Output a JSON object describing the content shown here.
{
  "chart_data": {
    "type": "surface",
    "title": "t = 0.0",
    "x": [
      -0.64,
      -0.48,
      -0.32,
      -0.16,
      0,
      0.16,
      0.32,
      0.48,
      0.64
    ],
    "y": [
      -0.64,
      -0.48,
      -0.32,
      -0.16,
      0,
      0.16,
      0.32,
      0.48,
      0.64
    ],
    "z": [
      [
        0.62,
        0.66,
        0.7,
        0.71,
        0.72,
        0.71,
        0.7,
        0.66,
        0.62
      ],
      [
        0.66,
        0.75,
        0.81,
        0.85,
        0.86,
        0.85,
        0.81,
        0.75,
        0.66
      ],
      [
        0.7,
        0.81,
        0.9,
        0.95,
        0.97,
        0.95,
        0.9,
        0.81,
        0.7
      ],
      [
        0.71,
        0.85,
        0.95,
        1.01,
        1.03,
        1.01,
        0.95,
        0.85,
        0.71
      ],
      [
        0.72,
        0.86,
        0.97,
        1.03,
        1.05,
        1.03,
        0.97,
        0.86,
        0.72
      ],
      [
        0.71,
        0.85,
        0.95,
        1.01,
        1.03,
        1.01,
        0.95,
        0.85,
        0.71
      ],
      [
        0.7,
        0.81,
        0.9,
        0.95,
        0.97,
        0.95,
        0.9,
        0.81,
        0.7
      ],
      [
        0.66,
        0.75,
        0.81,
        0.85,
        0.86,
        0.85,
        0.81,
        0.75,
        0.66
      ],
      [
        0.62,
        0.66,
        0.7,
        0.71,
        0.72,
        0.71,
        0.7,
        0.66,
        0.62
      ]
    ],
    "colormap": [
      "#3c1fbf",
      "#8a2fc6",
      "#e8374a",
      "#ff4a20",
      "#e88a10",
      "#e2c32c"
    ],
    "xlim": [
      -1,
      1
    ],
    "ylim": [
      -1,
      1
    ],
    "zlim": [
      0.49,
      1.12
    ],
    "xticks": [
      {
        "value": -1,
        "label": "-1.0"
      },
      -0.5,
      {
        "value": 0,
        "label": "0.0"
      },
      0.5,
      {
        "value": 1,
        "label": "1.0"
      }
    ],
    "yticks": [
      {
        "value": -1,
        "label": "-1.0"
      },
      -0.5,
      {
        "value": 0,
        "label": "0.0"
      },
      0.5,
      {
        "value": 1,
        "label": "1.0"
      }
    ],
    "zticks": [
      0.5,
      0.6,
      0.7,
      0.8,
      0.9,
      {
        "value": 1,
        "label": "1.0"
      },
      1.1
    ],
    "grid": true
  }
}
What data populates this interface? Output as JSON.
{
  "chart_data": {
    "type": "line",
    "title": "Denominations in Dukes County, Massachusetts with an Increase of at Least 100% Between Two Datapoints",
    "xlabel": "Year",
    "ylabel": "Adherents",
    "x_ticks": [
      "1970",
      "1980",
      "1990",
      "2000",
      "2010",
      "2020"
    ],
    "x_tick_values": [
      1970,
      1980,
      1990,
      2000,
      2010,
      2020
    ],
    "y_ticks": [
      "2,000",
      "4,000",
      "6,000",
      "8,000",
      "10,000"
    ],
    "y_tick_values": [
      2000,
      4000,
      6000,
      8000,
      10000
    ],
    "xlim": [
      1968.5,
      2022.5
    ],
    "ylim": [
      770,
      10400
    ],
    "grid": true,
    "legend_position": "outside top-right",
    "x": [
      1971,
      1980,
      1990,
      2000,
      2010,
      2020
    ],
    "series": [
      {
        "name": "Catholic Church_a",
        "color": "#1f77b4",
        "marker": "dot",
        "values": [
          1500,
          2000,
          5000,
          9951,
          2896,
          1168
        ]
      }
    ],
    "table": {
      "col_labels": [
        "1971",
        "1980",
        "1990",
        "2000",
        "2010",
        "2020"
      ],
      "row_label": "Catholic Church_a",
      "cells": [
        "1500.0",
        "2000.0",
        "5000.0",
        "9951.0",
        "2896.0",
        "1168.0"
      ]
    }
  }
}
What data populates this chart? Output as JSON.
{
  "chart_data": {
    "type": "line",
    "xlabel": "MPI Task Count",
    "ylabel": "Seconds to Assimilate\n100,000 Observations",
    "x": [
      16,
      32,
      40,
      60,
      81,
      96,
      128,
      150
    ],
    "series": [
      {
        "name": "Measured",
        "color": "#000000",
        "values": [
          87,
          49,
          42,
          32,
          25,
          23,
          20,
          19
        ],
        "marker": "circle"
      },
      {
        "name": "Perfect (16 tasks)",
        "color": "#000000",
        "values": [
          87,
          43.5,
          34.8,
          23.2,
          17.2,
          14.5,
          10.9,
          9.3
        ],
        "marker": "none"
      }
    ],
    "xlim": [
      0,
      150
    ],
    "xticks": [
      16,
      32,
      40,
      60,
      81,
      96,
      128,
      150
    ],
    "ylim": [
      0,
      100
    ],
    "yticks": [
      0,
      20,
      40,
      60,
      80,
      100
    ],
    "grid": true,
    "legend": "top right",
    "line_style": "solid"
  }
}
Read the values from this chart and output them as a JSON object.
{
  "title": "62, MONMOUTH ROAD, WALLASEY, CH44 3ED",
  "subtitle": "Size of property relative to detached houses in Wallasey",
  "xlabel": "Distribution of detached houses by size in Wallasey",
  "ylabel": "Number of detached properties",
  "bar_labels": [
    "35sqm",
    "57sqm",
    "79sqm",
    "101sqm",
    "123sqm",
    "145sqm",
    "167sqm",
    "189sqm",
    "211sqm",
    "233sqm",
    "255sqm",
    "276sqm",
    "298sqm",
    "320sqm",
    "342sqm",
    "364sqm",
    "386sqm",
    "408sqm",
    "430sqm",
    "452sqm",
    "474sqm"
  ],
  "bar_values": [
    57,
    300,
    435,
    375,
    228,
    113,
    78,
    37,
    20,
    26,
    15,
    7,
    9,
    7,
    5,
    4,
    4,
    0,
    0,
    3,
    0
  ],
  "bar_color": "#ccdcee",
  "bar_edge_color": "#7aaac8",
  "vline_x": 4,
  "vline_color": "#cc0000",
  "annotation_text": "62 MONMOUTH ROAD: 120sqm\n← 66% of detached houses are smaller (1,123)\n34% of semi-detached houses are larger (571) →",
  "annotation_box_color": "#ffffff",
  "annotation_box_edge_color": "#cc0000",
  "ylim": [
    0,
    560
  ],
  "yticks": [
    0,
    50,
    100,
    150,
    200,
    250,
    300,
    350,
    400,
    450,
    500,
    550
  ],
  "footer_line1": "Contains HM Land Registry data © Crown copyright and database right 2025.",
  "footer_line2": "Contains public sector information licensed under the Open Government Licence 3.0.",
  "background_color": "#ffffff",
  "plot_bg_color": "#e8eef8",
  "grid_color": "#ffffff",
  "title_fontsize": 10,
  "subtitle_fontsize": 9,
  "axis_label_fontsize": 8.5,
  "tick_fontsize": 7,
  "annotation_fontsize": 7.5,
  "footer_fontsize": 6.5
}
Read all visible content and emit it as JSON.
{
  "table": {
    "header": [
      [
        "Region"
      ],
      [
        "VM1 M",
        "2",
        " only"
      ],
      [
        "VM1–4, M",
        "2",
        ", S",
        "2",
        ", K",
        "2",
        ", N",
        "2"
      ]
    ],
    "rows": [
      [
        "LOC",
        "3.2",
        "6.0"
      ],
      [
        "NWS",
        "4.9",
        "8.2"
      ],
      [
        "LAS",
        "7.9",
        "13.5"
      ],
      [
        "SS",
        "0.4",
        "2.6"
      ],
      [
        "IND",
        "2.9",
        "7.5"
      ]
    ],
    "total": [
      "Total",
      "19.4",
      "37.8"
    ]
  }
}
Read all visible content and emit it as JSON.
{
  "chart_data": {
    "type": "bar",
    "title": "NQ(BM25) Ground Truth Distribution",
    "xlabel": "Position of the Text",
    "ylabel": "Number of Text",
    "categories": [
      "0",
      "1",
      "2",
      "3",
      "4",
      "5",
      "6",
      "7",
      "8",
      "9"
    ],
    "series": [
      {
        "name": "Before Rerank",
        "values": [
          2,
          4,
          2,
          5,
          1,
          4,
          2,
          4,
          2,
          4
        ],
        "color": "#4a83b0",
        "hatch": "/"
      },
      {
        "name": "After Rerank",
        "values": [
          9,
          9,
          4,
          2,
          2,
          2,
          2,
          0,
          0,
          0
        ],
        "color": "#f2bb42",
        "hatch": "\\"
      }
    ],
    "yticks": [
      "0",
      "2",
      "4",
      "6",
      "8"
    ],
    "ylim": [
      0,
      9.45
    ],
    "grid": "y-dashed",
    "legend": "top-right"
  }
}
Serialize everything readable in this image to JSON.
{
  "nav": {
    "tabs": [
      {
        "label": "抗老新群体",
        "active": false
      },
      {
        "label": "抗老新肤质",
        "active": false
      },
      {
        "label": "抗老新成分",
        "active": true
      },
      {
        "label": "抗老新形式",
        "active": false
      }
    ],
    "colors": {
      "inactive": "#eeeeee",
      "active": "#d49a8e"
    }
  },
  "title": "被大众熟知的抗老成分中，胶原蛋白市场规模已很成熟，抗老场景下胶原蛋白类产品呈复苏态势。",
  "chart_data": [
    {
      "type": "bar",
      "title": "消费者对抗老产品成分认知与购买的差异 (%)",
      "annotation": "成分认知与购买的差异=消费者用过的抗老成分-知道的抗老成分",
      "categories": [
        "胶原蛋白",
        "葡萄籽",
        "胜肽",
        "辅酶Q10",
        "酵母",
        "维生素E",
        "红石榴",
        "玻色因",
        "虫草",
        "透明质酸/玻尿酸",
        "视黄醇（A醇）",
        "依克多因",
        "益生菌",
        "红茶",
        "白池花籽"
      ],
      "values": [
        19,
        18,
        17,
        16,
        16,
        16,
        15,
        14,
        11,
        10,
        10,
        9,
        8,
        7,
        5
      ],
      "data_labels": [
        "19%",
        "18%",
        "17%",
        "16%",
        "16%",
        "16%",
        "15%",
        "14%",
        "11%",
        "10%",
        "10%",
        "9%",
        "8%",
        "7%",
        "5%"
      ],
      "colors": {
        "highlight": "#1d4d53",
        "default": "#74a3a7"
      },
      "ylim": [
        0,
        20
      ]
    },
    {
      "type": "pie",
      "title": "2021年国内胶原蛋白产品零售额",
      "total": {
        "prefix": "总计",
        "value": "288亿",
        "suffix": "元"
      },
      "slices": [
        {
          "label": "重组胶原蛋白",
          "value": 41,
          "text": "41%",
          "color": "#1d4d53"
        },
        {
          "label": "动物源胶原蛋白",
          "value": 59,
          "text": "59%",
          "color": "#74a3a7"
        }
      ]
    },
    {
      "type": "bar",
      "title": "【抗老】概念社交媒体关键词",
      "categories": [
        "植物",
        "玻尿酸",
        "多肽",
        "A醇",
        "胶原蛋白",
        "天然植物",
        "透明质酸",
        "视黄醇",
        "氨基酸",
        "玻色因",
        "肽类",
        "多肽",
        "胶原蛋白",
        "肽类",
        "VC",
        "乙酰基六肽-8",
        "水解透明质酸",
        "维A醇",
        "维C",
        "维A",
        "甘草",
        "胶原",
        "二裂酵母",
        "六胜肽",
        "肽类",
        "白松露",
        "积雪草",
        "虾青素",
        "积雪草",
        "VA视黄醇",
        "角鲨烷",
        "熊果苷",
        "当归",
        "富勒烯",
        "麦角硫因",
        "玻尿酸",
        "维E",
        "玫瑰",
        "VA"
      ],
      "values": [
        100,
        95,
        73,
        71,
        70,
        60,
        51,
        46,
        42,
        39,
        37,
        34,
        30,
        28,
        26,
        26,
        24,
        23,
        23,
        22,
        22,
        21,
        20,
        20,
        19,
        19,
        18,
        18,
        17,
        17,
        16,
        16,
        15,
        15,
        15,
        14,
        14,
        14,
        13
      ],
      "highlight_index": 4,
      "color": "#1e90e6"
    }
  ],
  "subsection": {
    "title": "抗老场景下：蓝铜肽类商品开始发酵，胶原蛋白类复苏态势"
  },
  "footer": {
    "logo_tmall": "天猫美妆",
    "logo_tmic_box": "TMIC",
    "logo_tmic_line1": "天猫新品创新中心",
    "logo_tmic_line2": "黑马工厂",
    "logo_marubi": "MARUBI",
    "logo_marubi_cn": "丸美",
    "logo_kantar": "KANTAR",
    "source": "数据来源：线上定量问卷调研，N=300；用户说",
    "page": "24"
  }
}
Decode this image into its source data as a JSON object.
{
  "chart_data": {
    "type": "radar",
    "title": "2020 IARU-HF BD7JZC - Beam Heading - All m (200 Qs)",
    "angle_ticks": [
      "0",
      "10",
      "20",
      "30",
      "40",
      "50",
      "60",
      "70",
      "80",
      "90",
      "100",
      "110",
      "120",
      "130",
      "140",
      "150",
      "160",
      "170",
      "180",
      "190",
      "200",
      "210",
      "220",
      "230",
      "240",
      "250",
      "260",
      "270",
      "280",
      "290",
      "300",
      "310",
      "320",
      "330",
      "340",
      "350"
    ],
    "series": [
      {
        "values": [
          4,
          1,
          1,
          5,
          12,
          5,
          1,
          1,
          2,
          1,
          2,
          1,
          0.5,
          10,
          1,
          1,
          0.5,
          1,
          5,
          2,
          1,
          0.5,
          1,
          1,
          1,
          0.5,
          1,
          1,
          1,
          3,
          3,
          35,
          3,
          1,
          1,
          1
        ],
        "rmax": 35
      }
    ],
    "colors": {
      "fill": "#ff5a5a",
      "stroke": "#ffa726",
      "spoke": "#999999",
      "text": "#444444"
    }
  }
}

+ + + + + + +

▶ EXERCISE REQUIREMENTS:
In the lines above, find each one with "image" and list it.

▶ CORRECT ANSWER:
Serialize everything readable in this image to JSON.
Decode this image into its source data as a JSON object.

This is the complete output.